(Dataset records)
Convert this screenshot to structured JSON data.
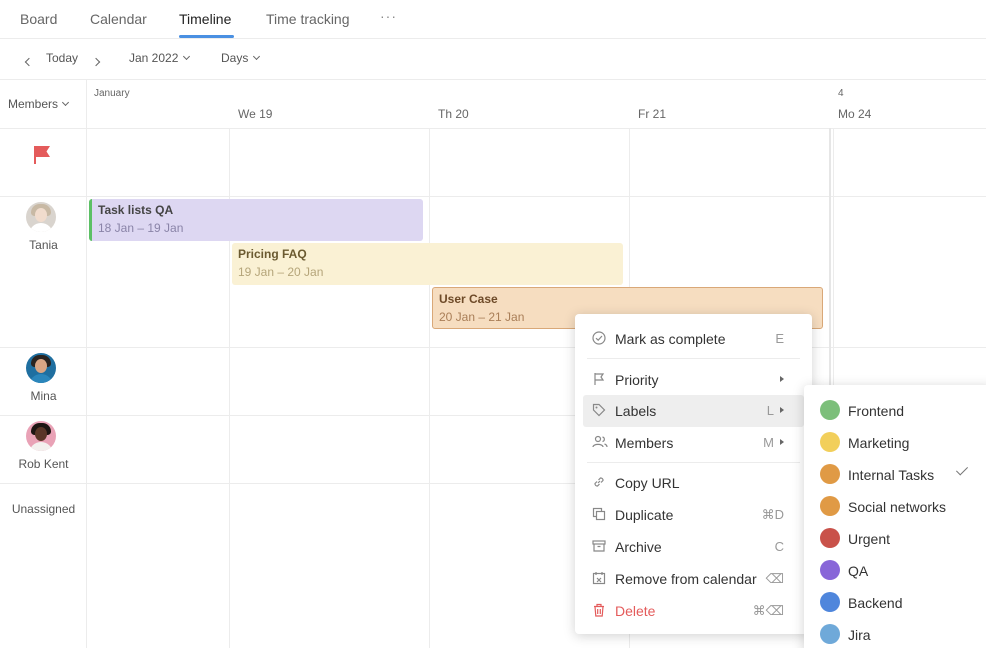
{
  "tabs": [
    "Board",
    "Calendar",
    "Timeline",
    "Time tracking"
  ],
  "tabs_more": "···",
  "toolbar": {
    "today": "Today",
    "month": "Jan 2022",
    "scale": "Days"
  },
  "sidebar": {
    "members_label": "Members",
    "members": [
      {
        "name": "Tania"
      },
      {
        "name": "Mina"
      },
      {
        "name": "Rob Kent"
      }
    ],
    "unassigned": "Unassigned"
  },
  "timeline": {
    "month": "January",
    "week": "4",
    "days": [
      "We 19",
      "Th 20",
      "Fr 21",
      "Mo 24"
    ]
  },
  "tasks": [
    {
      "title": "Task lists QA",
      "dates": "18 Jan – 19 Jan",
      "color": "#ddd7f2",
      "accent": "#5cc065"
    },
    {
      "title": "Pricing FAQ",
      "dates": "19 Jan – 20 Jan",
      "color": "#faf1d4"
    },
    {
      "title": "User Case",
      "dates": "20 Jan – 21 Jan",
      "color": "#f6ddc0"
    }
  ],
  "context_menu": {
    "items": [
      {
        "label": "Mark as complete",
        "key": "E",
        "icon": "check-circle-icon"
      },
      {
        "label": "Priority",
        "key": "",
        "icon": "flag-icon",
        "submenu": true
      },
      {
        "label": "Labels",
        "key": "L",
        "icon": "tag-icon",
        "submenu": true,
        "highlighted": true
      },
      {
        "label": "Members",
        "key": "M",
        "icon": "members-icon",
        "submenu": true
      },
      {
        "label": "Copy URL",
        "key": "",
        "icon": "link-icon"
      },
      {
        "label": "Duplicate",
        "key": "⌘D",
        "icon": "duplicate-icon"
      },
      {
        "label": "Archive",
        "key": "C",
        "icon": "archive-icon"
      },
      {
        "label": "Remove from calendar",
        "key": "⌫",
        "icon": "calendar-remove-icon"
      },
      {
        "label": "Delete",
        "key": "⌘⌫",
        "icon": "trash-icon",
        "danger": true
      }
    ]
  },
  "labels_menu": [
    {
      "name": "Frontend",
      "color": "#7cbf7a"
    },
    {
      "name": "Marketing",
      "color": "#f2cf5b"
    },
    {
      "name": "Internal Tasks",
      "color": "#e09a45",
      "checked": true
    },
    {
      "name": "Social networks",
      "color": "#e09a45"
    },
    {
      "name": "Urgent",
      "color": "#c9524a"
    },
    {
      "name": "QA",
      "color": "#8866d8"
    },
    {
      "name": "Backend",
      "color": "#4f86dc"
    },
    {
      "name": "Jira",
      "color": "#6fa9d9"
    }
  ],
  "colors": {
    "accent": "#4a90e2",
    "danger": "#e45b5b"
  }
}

==

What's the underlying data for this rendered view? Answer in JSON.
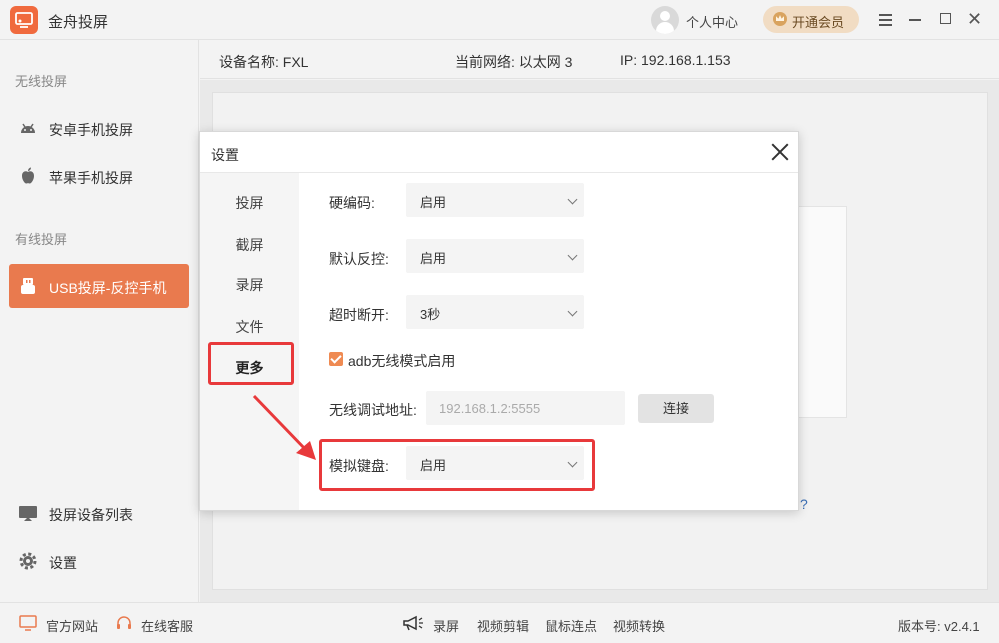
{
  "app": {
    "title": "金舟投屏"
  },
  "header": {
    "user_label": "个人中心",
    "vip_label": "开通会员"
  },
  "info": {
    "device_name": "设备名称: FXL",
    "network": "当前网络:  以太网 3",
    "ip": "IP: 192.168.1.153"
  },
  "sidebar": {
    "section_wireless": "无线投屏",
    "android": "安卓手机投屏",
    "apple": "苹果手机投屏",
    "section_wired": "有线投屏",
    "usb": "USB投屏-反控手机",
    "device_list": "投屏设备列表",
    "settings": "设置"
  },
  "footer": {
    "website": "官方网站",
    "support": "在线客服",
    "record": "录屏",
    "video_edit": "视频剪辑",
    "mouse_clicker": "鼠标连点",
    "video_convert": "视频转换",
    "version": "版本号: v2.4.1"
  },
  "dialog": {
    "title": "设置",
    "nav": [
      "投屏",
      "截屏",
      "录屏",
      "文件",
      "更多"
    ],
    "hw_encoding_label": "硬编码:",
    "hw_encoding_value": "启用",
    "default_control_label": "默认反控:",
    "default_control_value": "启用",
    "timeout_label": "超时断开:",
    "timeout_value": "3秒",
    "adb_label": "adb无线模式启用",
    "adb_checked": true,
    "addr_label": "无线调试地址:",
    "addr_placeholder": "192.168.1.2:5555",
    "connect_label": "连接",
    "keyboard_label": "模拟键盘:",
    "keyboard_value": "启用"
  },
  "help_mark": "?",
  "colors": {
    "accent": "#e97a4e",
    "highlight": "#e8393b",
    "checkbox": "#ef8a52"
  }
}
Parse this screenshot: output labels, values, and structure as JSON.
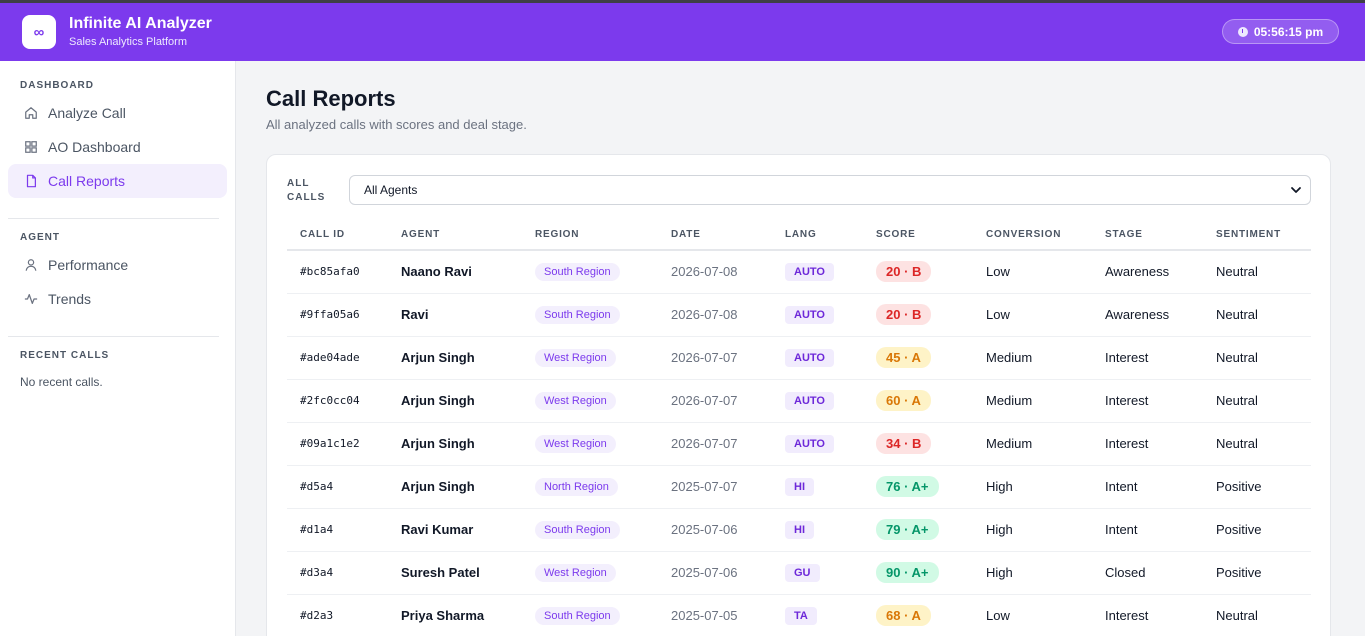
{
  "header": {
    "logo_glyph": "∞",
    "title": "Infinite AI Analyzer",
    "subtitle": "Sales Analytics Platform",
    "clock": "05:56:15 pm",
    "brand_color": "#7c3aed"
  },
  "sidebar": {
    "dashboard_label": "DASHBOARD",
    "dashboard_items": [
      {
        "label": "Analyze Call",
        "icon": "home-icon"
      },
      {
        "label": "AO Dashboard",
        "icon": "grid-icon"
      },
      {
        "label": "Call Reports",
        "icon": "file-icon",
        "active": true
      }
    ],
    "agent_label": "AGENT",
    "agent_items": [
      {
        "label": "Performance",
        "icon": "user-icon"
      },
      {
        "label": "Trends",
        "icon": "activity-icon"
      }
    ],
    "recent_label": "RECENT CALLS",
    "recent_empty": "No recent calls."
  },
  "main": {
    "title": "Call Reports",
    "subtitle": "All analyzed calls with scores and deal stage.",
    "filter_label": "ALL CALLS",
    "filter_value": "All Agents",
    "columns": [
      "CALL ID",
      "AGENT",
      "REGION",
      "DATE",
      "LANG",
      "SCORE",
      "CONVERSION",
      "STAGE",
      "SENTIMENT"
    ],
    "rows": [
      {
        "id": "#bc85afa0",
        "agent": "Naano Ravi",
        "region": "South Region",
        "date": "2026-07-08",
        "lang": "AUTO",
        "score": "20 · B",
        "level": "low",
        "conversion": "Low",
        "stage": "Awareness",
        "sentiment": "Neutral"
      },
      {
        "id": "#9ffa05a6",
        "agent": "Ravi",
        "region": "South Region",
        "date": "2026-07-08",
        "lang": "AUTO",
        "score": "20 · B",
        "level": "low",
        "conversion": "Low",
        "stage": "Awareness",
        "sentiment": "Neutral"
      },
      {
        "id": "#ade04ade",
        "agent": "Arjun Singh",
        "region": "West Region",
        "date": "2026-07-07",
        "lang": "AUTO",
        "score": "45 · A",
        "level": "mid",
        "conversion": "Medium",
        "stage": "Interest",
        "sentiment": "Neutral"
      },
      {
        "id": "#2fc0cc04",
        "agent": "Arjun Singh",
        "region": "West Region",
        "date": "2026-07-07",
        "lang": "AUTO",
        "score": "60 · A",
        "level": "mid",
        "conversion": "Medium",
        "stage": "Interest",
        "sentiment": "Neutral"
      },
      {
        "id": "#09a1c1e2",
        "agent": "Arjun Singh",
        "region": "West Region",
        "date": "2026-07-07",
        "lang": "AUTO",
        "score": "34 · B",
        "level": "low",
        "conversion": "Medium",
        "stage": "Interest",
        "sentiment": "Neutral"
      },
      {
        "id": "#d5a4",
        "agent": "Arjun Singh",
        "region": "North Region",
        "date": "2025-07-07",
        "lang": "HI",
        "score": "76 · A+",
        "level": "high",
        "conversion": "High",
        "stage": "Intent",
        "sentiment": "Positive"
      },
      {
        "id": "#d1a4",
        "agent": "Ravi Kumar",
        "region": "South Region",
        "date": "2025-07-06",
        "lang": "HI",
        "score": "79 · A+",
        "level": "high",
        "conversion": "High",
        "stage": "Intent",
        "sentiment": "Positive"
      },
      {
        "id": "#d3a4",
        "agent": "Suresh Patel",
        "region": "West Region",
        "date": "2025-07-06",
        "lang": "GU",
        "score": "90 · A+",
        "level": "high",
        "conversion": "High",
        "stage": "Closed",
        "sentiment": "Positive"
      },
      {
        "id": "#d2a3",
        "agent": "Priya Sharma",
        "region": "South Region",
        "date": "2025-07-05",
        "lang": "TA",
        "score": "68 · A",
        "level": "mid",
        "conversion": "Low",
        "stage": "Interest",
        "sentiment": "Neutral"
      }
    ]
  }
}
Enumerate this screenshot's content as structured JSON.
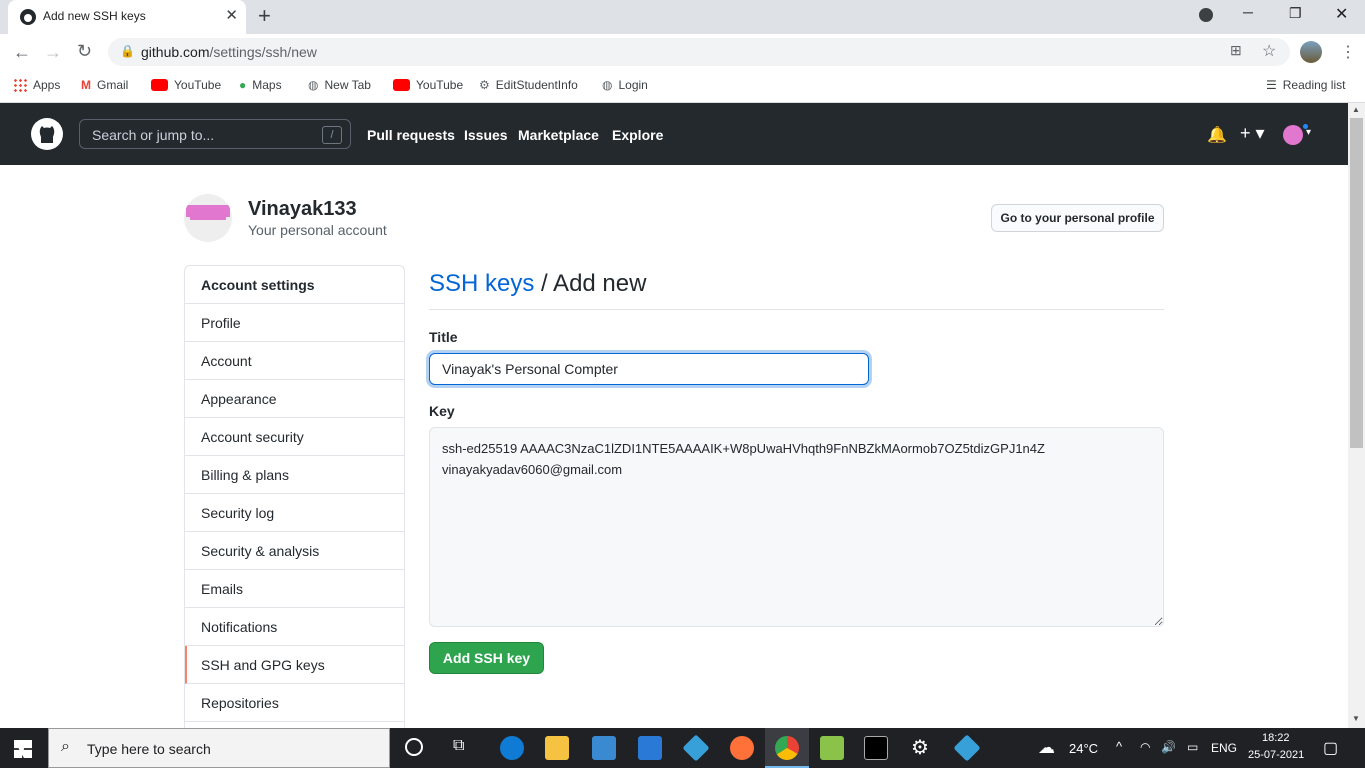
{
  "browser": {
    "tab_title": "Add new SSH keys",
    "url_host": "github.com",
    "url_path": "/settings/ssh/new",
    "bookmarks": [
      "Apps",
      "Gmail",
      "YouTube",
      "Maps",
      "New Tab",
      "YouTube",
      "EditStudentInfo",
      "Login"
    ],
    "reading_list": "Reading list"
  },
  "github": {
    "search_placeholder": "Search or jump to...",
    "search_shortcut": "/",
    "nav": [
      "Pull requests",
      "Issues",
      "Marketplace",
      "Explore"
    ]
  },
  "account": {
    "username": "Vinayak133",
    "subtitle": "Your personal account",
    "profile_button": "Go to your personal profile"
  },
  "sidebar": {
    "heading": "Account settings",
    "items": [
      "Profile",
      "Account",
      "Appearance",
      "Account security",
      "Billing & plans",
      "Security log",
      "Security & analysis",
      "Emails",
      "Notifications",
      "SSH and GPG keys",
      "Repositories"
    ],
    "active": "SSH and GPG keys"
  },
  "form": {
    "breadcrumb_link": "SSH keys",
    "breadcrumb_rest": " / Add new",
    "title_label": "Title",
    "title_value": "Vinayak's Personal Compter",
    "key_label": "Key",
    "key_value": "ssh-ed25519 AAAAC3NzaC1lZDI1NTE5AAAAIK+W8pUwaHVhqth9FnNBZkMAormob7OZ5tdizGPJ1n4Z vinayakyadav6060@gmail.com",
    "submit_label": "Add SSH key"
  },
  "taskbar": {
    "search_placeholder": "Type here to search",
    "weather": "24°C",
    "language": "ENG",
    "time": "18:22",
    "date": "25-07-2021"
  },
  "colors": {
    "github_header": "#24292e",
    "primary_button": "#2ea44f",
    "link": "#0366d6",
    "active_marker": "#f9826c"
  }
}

---

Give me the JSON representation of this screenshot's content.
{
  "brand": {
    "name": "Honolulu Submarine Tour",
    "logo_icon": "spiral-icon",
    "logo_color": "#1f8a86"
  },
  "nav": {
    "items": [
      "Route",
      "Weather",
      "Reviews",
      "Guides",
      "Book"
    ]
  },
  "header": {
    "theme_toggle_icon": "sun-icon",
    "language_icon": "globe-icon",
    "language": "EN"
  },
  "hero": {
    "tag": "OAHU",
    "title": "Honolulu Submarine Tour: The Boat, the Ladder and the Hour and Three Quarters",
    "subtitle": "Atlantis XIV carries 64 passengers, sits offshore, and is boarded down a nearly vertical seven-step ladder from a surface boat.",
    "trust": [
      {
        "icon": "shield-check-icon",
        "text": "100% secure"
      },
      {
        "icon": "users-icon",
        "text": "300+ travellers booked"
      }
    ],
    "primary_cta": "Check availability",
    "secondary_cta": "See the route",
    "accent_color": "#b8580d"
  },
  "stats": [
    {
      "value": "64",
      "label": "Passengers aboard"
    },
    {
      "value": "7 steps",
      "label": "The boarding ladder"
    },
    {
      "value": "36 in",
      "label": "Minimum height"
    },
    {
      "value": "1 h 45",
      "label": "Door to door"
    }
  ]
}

• [Prompt] Report each line in the preceding entries that holds the string "structured".

• [Reply]
Convert this screenshot to structured JSON data.
Enumerate this screenshot's content as structured JSON.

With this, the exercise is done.